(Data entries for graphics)
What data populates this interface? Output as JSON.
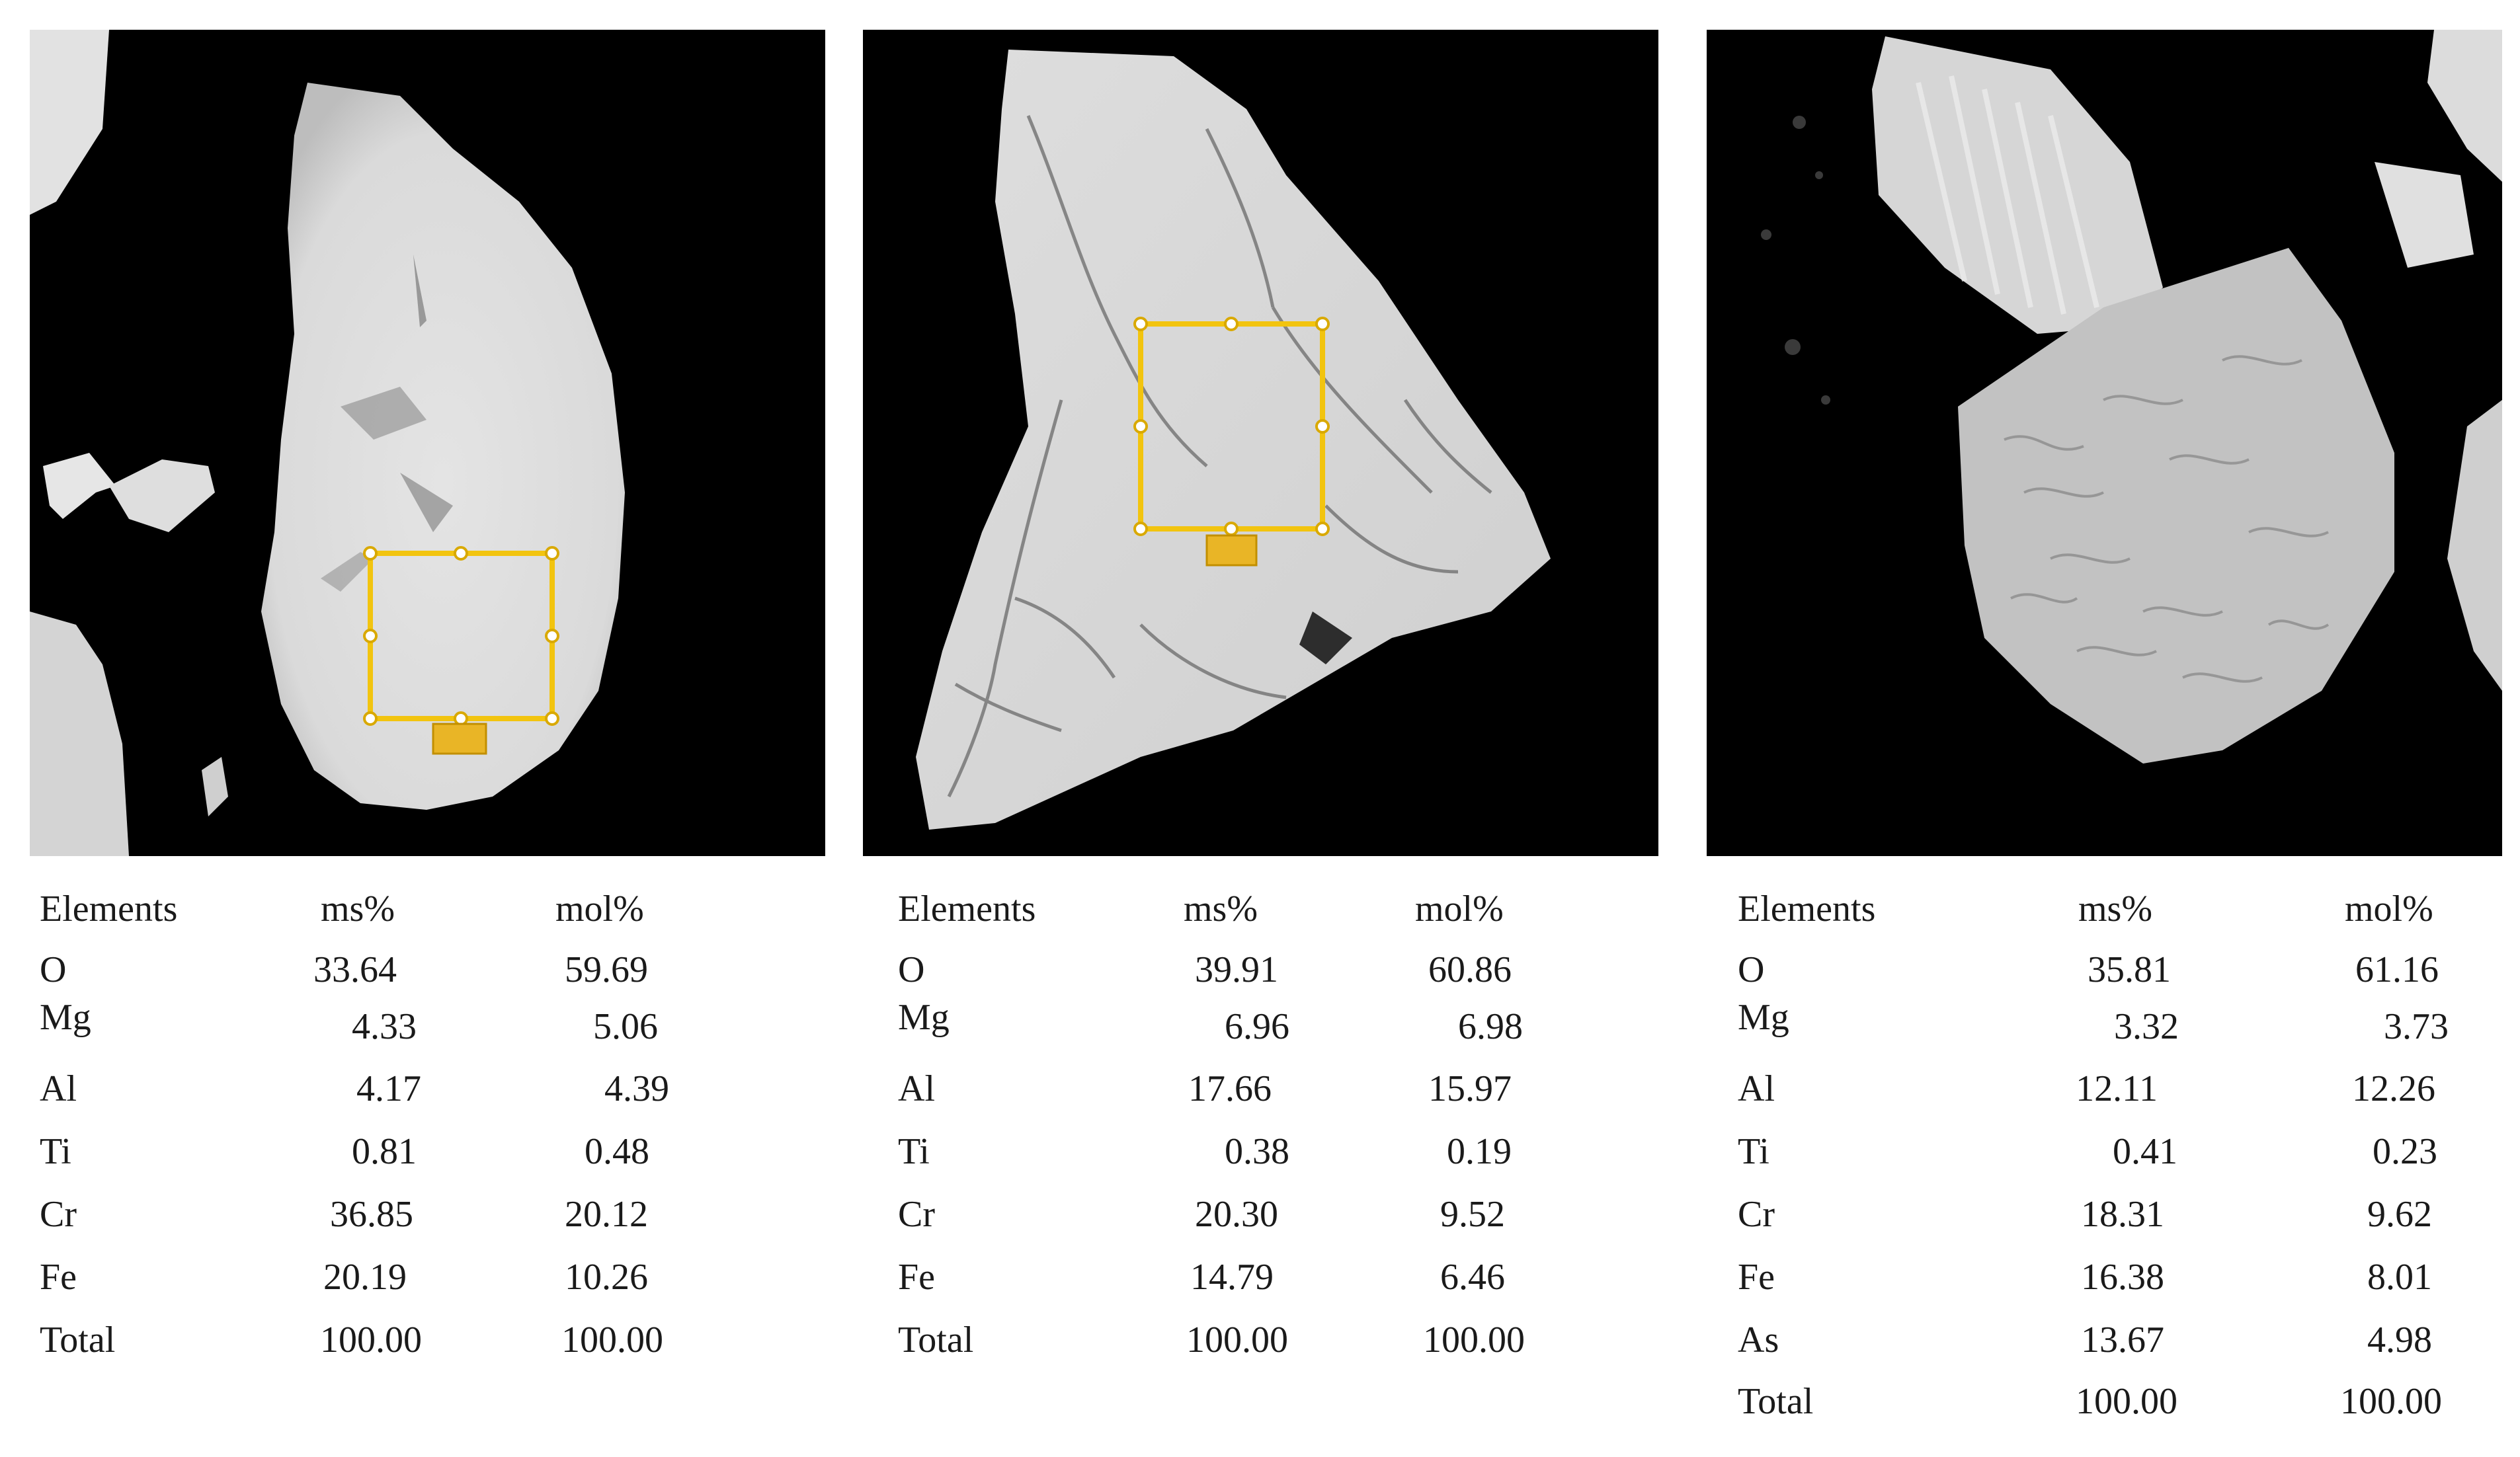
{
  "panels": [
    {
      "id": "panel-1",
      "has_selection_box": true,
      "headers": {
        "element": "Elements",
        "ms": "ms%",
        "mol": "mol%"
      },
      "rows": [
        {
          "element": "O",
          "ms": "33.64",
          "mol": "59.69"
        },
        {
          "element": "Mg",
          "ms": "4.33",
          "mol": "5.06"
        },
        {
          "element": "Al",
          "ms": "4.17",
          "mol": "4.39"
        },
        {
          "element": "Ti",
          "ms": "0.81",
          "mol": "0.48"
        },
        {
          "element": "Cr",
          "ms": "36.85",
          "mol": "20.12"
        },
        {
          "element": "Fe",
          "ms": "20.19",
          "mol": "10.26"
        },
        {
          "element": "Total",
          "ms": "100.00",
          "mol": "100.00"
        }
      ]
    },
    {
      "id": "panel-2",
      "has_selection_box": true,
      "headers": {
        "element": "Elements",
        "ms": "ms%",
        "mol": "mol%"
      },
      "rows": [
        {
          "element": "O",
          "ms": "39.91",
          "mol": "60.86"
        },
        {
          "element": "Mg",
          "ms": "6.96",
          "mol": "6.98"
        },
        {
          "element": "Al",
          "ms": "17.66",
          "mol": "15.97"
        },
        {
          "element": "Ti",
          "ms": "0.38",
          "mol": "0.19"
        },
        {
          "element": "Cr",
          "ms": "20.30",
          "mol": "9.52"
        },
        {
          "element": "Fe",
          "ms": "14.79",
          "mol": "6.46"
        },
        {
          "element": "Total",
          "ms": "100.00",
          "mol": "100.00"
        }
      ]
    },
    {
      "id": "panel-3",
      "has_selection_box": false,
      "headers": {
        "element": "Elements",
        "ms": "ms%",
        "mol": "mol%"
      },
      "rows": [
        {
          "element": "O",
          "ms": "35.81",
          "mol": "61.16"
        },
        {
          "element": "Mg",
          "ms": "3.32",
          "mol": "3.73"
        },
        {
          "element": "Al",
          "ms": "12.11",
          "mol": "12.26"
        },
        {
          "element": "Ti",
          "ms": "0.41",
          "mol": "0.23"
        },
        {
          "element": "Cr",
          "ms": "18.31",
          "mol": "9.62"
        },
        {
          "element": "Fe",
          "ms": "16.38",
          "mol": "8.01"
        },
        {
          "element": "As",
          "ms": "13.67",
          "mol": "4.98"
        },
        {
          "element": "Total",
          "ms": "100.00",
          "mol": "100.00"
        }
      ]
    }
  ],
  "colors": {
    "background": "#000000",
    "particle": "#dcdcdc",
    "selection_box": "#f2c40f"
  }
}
--
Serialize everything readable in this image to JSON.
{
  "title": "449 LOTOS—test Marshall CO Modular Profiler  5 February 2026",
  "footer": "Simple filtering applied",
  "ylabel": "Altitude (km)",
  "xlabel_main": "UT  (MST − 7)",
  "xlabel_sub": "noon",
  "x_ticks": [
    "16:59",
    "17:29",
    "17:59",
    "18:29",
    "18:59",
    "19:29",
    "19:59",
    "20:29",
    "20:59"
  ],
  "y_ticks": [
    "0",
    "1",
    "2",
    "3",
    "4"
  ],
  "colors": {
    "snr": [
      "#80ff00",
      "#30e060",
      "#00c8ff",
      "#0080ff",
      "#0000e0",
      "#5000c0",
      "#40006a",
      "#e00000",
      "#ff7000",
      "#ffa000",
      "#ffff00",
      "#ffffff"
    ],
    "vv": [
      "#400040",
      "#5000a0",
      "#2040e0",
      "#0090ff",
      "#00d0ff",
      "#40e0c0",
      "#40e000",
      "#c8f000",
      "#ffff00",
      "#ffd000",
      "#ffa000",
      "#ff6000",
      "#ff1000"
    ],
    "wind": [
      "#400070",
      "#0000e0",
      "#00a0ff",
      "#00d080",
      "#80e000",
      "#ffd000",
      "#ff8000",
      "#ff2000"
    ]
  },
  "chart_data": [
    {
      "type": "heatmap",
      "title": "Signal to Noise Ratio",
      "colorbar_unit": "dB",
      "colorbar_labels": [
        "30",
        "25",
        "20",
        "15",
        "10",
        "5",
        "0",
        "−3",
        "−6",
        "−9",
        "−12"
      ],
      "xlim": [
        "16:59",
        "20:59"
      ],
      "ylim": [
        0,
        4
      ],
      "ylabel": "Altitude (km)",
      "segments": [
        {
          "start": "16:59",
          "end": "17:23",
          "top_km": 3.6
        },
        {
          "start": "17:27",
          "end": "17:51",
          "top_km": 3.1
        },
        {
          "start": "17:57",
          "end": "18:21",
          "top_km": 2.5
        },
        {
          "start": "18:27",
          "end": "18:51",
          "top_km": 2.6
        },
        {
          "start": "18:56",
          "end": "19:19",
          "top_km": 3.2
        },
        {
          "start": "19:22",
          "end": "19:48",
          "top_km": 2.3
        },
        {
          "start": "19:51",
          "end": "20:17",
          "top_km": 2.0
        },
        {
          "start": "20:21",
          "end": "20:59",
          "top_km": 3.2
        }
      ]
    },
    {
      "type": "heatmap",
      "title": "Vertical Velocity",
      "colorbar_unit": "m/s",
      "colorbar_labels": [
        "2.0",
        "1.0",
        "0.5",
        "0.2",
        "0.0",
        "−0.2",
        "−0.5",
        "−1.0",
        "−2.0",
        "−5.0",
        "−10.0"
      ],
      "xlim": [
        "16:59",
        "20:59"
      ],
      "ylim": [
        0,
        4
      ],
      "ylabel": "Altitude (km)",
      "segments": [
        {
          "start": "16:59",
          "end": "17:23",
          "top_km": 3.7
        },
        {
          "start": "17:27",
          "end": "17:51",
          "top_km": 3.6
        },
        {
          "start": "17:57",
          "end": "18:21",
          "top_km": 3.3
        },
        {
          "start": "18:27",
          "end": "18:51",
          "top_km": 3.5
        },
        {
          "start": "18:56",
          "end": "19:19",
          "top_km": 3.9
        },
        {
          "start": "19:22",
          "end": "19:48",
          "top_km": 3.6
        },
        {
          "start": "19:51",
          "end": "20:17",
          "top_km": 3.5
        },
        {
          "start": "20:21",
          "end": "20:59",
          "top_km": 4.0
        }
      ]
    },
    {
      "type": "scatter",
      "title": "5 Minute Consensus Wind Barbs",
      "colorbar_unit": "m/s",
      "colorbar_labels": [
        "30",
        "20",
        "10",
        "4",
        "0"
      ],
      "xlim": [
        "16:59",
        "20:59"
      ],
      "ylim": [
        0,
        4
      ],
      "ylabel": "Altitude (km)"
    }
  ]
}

*WORK INSTRUCTIONS*. Pull every line containing "title" out of the data above.

*ANSWER TO THE TASK*.
  "title": "449 LOTOS—test Marshall CO Modular Profiler  5 February 2026",
      "title": "Signal to Noise Ratio",
      "title": "Vertical Velocity",
      "title": "5 Minute Consensus Wind Barbs",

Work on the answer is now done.